>> begin
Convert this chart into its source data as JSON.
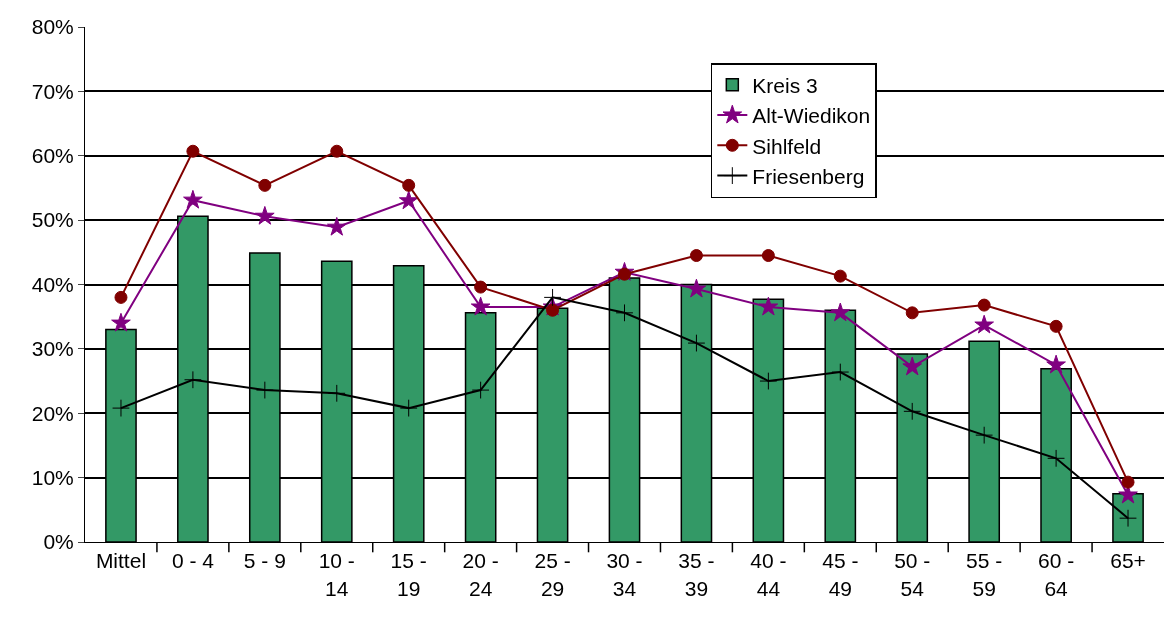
{
  "chart_data": {
    "type": "bar",
    "categories": [
      "Mittel",
      "0 - 4",
      "5 - 9",
      "10 - 14",
      "15 - 19",
      "20 - 24",
      "25 - 29",
      "30 - 34",
      "35 - 39",
      "40 - 44",
      "45 - 49",
      "50 - 54",
      "55 - 59",
      "60 - 64",
      "65+"
    ],
    "series": [
      {
        "name": "Kreis 3",
        "color": "#339966",
        "values": [
          33,
          50.6,
          44.9,
          43.6,
          42.9,
          35.6,
          36.3,
          41,
          40,
          37.7,
          36,
          29.2,
          31.2,
          26.9,
          7.5
        ]
      },
      {
        "name": "Alt-Wiedikon",
        "type": "line",
        "color": "#800080",
        "marker": "star",
        "values": [
          34,
          53.1,
          50.6,
          48.9,
          53,
          36.5,
          36.5,
          41.9,
          39.3,
          36.5,
          35.6,
          27.2,
          33.7,
          27.5,
          7.3
        ]
      },
      {
        "name": "Sihlfeld",
        "type": "line",
        "color": "#800000",
        "marker": "circle",
        "values": [
          38,
          60.7,
          55.4,
          60.7,
          55.4,
          39.6,
          36,
          41.6,
          44.5,
          44.5,
          41.3,
          35.6,
          36.8,
          33.5,
          9.3
        ]
      },
      {
        "name": "Friesenberg",
        "type": "line",
        "color": "#000000",
        "marker": "cross",
        "values": [
          20.8,
          25.2,
          23.6,
          23.1,
          20.8,
          23.6,
          38,
          35.6,
          30.9,
          25,
          26.4,
          20.3,
          16.6,
          13,
          3.7
        ]
      }
    ],
    "ylim": [
      0,
      80
    ],
    "yticks": [
      {
        "value": 0,
        "label": "0%"
      },
      {
        "value": 10,
        "label": "10%"
      },
      {
        "value": 20,
        "label": "20%"
      },
      {
        "value": 30,
        "label": "30%"
      },
      {
        "value": 40,
        "label": "40%"
      },
      {
        "value": 50,
        "label": "50%"
      },
      {
        "value": 60,
        "label": "60%"
      },
      {
        "value": 70,
        "label": "70%"
      },
      {
        "value": 80,
        "label": "80%"
      }
    ],
    "grid": "y",
    "legend": "top right",
    "line_style": "solid"
  }
}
>> end
▶ **Work to complete**: From the data above, write out everything exactly except the pictures.

▶ **Solution to this problem**:
Convert this chart into its source data as JSON.
{
  "chart_data": {
    "type": "bar",
    "categories": [
      "Mittel",
      "0 - 4",
      "5 - 9",
      "10 - 14",
      "15 - 19",
      "20 - 24",
      "25 - 29",
      "30 - 34",
      "35 - 39",
      "40 - 44",
      "45 - 49",
      "50 - 54",
      "55 - 59",
      "60 - 64",
      "65+"
    ],
    "series": [
      {
        "name": "Kreis 3",
        "color": "#339966",
        "values": [
          33,
          50.6,
          44.9,
          43.6,
          42.9,
          35.6,
          36.3,
          41,
          40,
          37.7,
          36,
          29.2,
          31.2,
          26.9,
          7.5
        ]
      },
      {
        "name": "Alt-Wiedikon",
        "type": "line",
        "color": "#800080",
        "marker": "star",
        "values": [
          34,
          53.1,
          50.6,
          48.9,
          53,
          36.5,
          36.5,
          41.9,
          39.3,
          36.5,
          35.6,
          27.2,
          33.7,
          27.5,
          7.3
        ]
      },
      {
        "name": "Sihlfeld",
        "type": "line",
        "color": "#800000",
        "marker": "circle",
        "values": [
          38,
          60.7,
          55.4,
          60.7,
          55.4,
          39.6,
          36,
          41.6,
          44.5,
          44.5,
          41.3,
          35.6,
          36.8,
          33.5,
          9.3
        ]
      },
      {
        "name": "Friesenberg",
        "type": "line",
        "color": "#000000",
        "marker": "cross",
        "values": [
          20.8,
          25.2,
          23.6,
          23.1,
          20.8,
          23.6,
          38,
          35.6,
          30.9,
          25,
          26.4,
          20.3,
          16.6,
          13,
          3.7
        ]
      }
    ],
    "ylim": [
      0,
      80
    ],
    "yticks": [
      {
        "value": 0,
        "label": "0%"
      },
      {
        "value": 10,
        "label": "10%"
      },
      {
        "value": 20,
        "label": "20%"
      },
      {
        "value": 30,
        "label": "30%"
      },
      {
        "value": 40,
        "label": "40%"
      },
      {
        "value": 50,
        "label": "50%"
      },
      {
        "value": 60,
        "label": "60%"
      },
      {
        "value": 70,
        "label": "70%"
      },
      {
        "value": 80,
        "label": "80%"
      }
    ],
    "grid": "y",
    "legend": "top right",
    "line_style": "solid"
  }
}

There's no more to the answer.